Goal
Reproduce all the entries exactly.

--- begin Data shown ---

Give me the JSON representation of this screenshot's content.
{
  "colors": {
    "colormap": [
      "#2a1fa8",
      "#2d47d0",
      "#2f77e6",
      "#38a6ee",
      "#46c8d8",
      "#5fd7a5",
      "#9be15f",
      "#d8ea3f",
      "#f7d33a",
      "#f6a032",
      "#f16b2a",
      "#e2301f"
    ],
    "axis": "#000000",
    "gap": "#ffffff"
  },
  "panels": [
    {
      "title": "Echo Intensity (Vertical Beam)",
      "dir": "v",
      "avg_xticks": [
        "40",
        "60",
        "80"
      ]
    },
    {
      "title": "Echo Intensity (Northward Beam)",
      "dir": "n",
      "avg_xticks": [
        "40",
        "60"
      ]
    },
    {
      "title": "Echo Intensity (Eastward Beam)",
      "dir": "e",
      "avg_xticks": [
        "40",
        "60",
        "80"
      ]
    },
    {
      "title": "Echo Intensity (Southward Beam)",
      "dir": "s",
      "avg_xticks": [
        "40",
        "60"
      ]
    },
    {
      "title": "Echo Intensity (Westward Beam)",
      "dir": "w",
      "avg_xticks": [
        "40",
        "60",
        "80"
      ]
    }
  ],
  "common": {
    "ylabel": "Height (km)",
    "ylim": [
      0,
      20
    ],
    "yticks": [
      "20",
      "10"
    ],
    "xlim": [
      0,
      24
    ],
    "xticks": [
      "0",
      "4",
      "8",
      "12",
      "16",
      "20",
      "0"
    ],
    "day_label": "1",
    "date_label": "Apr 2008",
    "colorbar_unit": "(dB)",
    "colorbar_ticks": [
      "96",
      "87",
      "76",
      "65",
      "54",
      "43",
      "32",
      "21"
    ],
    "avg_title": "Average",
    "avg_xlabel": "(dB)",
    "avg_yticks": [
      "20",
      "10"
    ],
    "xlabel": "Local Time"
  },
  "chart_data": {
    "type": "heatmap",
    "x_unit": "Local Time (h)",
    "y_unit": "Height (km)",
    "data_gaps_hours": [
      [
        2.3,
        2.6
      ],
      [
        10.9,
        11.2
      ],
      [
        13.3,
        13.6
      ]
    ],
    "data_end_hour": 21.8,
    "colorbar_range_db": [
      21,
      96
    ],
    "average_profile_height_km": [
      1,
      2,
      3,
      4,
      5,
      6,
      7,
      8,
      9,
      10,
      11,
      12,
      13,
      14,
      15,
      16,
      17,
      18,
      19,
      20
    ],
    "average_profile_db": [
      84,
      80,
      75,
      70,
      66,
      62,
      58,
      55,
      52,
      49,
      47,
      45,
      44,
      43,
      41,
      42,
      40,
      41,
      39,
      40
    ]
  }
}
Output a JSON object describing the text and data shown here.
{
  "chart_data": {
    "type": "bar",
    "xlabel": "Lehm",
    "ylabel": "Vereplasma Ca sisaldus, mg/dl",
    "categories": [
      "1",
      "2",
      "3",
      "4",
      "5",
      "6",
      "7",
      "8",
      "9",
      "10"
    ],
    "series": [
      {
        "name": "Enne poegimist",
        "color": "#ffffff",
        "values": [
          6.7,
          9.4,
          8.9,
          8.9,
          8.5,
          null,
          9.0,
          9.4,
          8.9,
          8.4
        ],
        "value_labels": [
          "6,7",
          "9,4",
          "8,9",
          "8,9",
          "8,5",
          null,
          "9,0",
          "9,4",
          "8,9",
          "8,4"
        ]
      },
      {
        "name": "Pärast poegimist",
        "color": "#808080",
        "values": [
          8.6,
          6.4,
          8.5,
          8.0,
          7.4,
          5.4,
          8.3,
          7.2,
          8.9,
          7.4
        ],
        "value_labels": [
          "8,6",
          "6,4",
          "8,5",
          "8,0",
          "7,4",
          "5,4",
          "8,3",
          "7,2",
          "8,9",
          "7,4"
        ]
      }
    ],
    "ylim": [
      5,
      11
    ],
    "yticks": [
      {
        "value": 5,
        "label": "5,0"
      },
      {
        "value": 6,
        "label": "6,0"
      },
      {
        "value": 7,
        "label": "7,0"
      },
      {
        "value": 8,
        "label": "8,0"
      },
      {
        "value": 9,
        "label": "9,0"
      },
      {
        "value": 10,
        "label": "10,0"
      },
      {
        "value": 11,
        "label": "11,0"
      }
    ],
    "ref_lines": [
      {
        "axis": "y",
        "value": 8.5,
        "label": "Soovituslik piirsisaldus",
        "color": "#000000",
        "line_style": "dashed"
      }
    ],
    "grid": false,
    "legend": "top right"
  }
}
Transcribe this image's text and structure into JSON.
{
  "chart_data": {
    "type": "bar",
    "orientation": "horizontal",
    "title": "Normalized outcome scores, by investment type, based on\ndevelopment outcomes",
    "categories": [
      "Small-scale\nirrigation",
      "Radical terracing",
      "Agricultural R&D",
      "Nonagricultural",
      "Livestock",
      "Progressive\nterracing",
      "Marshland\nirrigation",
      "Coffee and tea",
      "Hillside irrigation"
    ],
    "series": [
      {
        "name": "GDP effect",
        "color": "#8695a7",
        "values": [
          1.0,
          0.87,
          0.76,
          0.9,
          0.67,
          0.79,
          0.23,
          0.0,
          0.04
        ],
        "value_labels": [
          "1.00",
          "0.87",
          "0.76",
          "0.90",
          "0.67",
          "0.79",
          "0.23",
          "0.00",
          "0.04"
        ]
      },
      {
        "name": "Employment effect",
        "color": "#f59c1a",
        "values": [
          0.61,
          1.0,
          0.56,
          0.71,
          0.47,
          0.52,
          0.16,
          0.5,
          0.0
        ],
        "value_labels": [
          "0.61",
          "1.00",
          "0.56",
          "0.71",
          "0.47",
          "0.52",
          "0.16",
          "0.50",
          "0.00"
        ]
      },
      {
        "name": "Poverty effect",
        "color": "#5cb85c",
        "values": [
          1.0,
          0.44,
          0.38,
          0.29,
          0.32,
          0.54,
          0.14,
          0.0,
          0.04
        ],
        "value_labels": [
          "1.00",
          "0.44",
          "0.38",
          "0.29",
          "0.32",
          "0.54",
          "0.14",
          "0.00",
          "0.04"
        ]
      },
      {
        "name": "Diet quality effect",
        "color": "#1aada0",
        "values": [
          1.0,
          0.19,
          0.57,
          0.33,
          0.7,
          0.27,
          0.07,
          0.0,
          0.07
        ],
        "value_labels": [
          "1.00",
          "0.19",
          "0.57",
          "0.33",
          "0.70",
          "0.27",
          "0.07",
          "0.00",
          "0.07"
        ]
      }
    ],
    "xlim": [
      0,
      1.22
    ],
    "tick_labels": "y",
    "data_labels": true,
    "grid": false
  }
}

--- end Data shown ---

Result for this task
Give me the JSON representation of this screenshot's content.
{
  "colors": {
    "colormap": [
      "#2a1fa8",
      "#2d47d0",
      "#2f77e6",
      "#38a6ee",
      "#46c8d8",
      "#5fd7a5",
      "#9be15f",
      "#d8ea3f",
      "#f7d33a",
      "#f6a032",
      "#f16b2a",
      "#e2301f"
    ],
    "axis": "#000000",
    "gap": "#ffffff"
  },
  "panels": [
    {
      "title": "Echo Intensity (Vertical Beam)",
      "dir": "v",
      "avg_xticks": [
        "40",
        "60",
        "80"
      ]
    },
    {
      "title": "Echo Intensity (Northward Beam)",
      "dir": "n",
      "avg_xticks": [
        "40",
        "60"
      ]
    },
    {
      "title": "Echo Intensity (Eastward Beam)",
      "dir": "e",
      "avg_xticks": [
        "40",
        "60",
        "80"
      ]
    },
    {
      "title": "Echo Intensity (Southward Beam)",
      "dir": "s",
      "avg_xticks": [
        "40",
        "60"
      ]
    },
    {
      "title": "Echo Intensity (Westward Beam)",
      "dir": "w",
      "avg_xticks": [
        "40",
        "60",
        "80"
      ]
    }
  ],
  "common": {
    "ylabel": "Height (km)",
    "ylim": [
      0,
      20
    ],
    "yticks": [
      "20",
      "10"
    ],
    "xlim": [
      0,
      24
    ],
    "xticks": [
      "0",
      "4",
      "8",
      "12",
      "16",
      "20",
      "0"
    ],
    "day_label": "1",
    "date_label": "Apr 2008",
    "colorbar_unit": "(dB)",
    "colorbar_ticks": [
      "96",
      "87",
      "76",
      "65",
      "54",
      "43",
      "32",
      "21"
    ],
    "avg_title": "Average",
    "avg_xlabel": "(dB)",
    "avg_yticks": [
      "20",
      "10"
    ],
    "xlabel": "Local Time"
  },
  "chart_data": {
    "type": "heatmap",
    "x_unit": "Local Time (h)",
    "y_unit": "Height (km)",
    "data_gaps_hours": [
      [
        2.3,
        2.6
      ],
      [
        10.9,
        11.2
      ],
      [
        13.3,
        13.6
      ]
    ],
    "data_end_hour": 21.8,
    "colorbar_range_db": [
      21,
      96
    ],
    "average_profile_height_km": [
      1,
      2,
      3,
      4,
      5,
      6,
      7,
      8,
      9,
      10,
      11,
      12,
      13,
      14,
      15,
      16,
      17,
      18,
      19,
      20
    ],
    "average_profile_db": [
      84,
      80,
      75,
      70,
      66,
      62,
      58,
      55,
      52,
      49,
      47,
      45,
      44,
      43,
      41,
      42,
      40,
      41,
      39,
      40
    ]
  }
}
Output a JSON object describing the text and data shown here.
{
  "chart_data": {
    "type": "bar",
    "xlabel": "Lehm",
    "ylabel": "Vereplasma Ca sisaldus, mg/dl",
    "categories": [
      "1",
      "2",
      "3",
      "4",
      "5",
      "6",
      "7",
      "8",
      "9",
      "10"
    ],
    "series": [
      {
        "name": "Enne poegimist",
        "color": "#ffffff",
        "values": [
          6.7,
          9.4,
          8.9,
          8.9,
          8.5,
          null,
          9.0,
          9.4,
          8.9,
          8.4
        ],
        "value_labels": [
          "6,7",
          "9,4",
          "8,9",
          "8,9",
          "8,5",
          null,
          "9,0",
          "9,4",
          "8,9",
          "8,4"
        ]
      },
      {
        "name": "Pärast poegimist",
        "color": "#808080",
        "values": [
          8.6,
          6.4,
          8.5,
          8.0,
          7.4,
          5.4,
          8.3,
          7.2,
          8.9,
          7.4
        ],
        "value_labels": [
          "8,6",
          "6,4",
          "8,5",
          "8,0",
          "7,4",
          "5,4",
          "8,3",
          "7,2",
          "8,9",
          "7,4"
        ]
      }
    ],
    "ylim": [
      5,
      11
    ],
    "yticks": [
      {
        "value": 5,
        "label": "5,0"
      },
      {
        "value": 6,
        "label": "6,0"
      },
      {
        "value": 7,
        "label": "7,0"
      },
      {
        "value": 8,
        "label": "8,0"
      },
      {
        "value": 9,
        "label": "9,0"
      },
      {
        "value": 10,
        "label": "10,0"
      },
      {
        "value": 11,
        "label": "11,0"
      }
    ],
    "ref_lines": [
      {
        "axis": "y",
        "value": 8.5,
        "label": "Soovituslik piirsisaldus",
        "color": "#000000",
        "line_style": "dashed"
      }
    ],
    "grid": false,
    "legend": "top right"
  }
}
Transcribe this image's text and structure into JSON.
{
  "chart_data": {
    "type": "bar",
    "orientation": "horizontal",
    "title": "Normalized outcome scores, by investment type, based on\ndevelopment outcomes",
    "categories": [
      "Small-scale\nirrigation",
      "Radical terracing",
      "Agricultural R&D",
      "Nonagricultural",
      "Livestock",
      "Progressive\nterracing",
      "Marshland\nirrigation",
      "Coffee and tea",
      "Hillside irrigation"
    ],
    "series": [
      {
        "name": "GDP effect",
        "color": "#8695a7",
        "values": [
          1.0,
          0.87,
          0.76,
          0.9,
          0.67,
          0.79,
          0.23,
          0.0,
          0.04
        ],
        "value_labels": [
          "1.00",
          "0.87",
          "0.76",
          "0.90",
          "0.67",
          "0.79",
          "0.23",
          "0.00",
          "0.04"
        ]
      },
      {
        "name": "Employment effect",
        "color": "#f59c1a",
        "values": [
          0.61,
          1.0,
          0.56,
          0.71,
          0.47,
          0.52,
          0.16,
          0.5,
          0.0
        ],
        "value_labels": [
          "0.61",
          "1.00",
          "0.56",
          "0.71",
          "0.47",
          "0.52",
          "0.16",
          "0.50",
          "0.00"
        ]
      },
      {
        "name": "Poverty effect",
        "color": "#5cb85c",
        "values": [
          1.0,
          0.44,
          0.38,
          0.29,
          0.32,
          0.54,
          0.14,
          0.0,
          0.04
        ],
        "value_labels": [
          "1.00",
          "0.44",
          "0.38",
          "0.29",
          "0.32",
          "0.54",
          "0.14",
          "0.00",
          "0.04"
        ]
      },
      {
        "name": "Diet quality effect",
        "color": "#1aada0",
        "values": [
          1.0,
          0.19,
          0.57,
          0.33,
          0.7,
          0.27,
          0.07,
          0.0,
          0.07
        ],
        "value_labels": [
          "1.00",
          "0.19",
          "0.57",
          "0.33",
          "0.70",
          "0.27",
          "0.07",
          "0.00",
          "0.07"
        ]
      }
    ],
    "xlim": [
      0,
      1.22
    ],
    "tick_labels": "y",
    "data_labels": true,
    "grid": false
  }
}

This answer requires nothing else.